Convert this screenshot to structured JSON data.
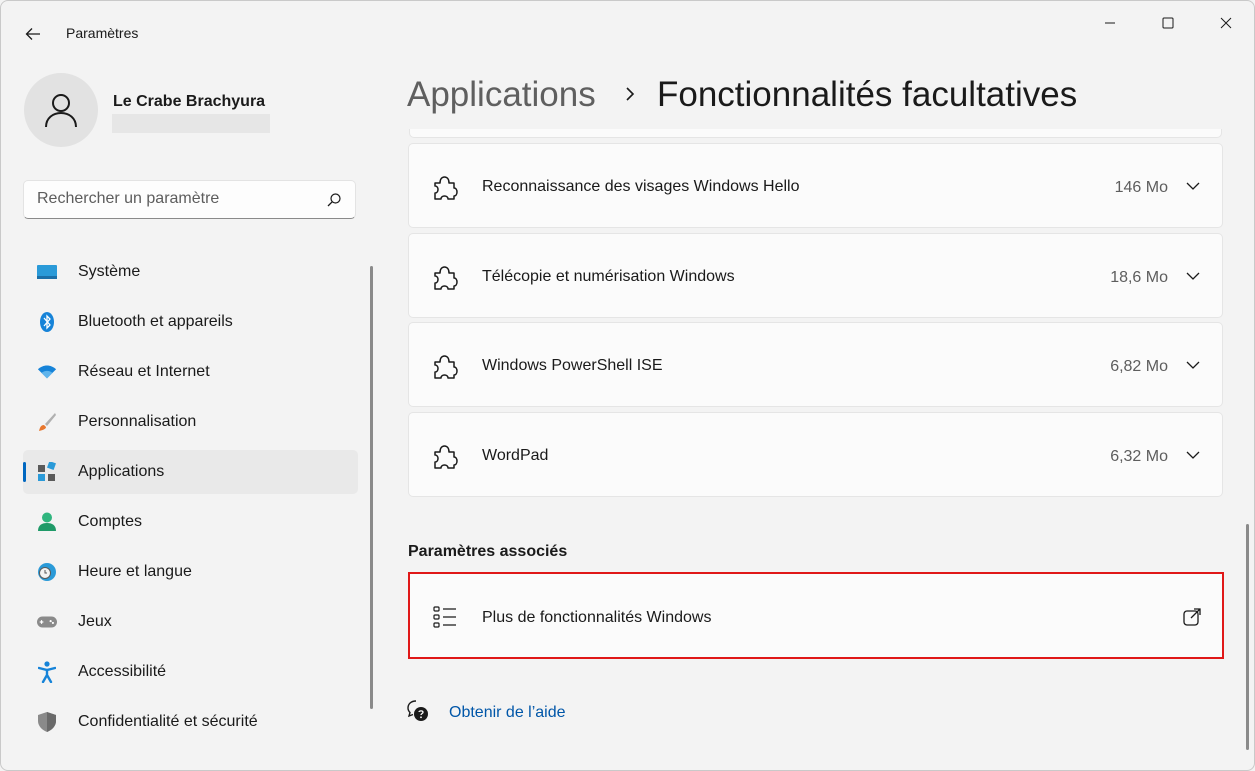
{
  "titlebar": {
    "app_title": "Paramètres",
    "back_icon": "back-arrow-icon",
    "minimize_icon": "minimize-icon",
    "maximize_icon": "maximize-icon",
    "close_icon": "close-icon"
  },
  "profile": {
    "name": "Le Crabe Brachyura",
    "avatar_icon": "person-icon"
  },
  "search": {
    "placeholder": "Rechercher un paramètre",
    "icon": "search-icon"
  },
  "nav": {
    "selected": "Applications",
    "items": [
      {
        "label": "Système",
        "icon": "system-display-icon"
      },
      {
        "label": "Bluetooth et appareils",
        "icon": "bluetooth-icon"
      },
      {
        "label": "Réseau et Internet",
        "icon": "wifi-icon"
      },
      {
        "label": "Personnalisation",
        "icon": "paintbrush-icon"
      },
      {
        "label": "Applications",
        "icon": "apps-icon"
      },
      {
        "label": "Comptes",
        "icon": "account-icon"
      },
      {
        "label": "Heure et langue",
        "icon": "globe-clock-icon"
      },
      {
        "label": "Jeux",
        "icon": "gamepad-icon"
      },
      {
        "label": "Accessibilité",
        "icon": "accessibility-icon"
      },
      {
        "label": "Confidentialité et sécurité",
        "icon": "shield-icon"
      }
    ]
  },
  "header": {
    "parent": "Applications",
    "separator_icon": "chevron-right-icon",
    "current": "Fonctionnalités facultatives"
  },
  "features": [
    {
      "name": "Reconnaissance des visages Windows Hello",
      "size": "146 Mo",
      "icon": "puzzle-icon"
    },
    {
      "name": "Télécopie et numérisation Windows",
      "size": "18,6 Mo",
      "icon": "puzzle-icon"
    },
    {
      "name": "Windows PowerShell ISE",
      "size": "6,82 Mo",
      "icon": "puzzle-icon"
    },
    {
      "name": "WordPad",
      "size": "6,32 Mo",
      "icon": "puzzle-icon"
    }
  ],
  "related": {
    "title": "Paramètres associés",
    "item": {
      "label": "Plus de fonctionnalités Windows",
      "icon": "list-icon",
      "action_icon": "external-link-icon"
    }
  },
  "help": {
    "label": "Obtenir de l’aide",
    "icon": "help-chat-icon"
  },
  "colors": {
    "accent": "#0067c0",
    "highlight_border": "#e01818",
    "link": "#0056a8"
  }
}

==

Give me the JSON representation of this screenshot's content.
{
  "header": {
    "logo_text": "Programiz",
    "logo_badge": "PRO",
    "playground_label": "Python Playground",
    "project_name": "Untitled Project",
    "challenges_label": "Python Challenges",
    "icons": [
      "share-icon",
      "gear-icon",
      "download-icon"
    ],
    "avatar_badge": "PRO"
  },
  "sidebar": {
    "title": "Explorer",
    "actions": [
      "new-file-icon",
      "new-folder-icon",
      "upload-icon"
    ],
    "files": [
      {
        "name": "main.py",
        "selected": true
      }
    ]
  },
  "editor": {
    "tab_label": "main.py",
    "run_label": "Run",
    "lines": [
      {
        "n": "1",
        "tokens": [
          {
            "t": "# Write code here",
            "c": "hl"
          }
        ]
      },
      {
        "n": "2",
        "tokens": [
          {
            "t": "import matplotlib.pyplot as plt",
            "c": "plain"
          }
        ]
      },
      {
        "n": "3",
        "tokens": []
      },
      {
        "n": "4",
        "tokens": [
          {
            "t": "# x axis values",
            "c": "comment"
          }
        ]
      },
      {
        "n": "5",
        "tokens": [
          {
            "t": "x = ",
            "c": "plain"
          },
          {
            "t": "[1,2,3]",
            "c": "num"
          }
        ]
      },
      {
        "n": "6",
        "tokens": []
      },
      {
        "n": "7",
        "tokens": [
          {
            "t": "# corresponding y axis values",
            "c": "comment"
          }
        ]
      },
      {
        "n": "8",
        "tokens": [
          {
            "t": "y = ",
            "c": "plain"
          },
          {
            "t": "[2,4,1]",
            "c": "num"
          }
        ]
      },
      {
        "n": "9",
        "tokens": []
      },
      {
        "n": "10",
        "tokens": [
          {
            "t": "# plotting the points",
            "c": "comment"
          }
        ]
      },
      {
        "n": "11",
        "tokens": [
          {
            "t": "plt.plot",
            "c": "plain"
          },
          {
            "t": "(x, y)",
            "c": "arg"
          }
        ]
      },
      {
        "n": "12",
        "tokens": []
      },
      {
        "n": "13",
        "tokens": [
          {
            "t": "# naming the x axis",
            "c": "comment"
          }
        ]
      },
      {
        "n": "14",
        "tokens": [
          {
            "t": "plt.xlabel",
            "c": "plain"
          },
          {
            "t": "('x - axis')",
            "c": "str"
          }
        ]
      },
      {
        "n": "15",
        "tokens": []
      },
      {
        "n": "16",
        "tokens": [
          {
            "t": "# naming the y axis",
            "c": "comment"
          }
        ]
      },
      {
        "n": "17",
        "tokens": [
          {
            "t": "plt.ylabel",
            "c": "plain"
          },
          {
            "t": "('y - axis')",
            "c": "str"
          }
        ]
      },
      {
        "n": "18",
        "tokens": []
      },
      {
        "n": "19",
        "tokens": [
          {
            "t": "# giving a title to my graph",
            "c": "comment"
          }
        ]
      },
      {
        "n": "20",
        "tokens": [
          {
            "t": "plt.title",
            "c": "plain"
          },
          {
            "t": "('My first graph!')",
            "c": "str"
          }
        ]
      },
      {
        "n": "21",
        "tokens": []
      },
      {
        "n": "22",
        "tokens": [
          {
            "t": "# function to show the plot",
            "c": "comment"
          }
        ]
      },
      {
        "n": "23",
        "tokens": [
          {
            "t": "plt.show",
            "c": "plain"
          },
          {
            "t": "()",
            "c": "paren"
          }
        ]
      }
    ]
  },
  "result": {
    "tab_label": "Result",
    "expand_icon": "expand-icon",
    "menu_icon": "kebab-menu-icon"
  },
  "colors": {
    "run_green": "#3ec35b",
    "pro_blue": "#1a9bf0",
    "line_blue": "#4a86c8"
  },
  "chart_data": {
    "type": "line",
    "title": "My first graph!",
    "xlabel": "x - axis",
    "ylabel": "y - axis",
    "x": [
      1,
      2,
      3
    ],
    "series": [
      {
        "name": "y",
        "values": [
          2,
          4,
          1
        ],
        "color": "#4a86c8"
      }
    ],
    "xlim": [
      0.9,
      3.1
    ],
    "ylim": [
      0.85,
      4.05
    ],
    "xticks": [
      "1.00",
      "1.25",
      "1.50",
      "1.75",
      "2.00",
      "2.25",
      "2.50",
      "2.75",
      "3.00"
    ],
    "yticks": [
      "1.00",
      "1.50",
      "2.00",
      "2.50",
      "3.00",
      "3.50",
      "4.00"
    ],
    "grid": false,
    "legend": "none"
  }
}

---

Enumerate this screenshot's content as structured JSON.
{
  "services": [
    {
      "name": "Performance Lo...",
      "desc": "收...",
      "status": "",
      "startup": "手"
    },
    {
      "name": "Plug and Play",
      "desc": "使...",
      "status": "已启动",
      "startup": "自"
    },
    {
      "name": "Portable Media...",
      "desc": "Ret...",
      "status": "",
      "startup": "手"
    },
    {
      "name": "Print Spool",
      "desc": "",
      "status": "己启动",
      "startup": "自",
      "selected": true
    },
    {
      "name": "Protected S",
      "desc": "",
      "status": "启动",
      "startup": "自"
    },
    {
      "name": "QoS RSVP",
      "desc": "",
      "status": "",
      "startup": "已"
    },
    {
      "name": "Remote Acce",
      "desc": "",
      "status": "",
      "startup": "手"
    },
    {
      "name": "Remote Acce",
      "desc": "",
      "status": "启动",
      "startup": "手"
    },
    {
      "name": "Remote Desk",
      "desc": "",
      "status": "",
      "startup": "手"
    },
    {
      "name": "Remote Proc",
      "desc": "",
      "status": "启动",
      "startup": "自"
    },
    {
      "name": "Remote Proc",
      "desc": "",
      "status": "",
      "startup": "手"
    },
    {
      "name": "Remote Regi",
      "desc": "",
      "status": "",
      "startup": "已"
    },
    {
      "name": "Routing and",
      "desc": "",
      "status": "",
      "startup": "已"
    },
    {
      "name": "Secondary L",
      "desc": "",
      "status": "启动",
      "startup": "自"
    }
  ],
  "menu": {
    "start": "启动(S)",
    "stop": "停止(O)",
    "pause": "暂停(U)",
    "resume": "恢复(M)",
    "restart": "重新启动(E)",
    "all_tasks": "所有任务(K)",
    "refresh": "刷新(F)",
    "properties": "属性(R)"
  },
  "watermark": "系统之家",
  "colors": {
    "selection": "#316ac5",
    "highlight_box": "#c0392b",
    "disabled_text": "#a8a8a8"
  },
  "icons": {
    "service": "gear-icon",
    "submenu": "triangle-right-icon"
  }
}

Direction
In the records above, find each line with the word "values" and copy it.

Full answer
            "t": "# x axis values",
            "t": "# corresponding y axis values",
        "values": [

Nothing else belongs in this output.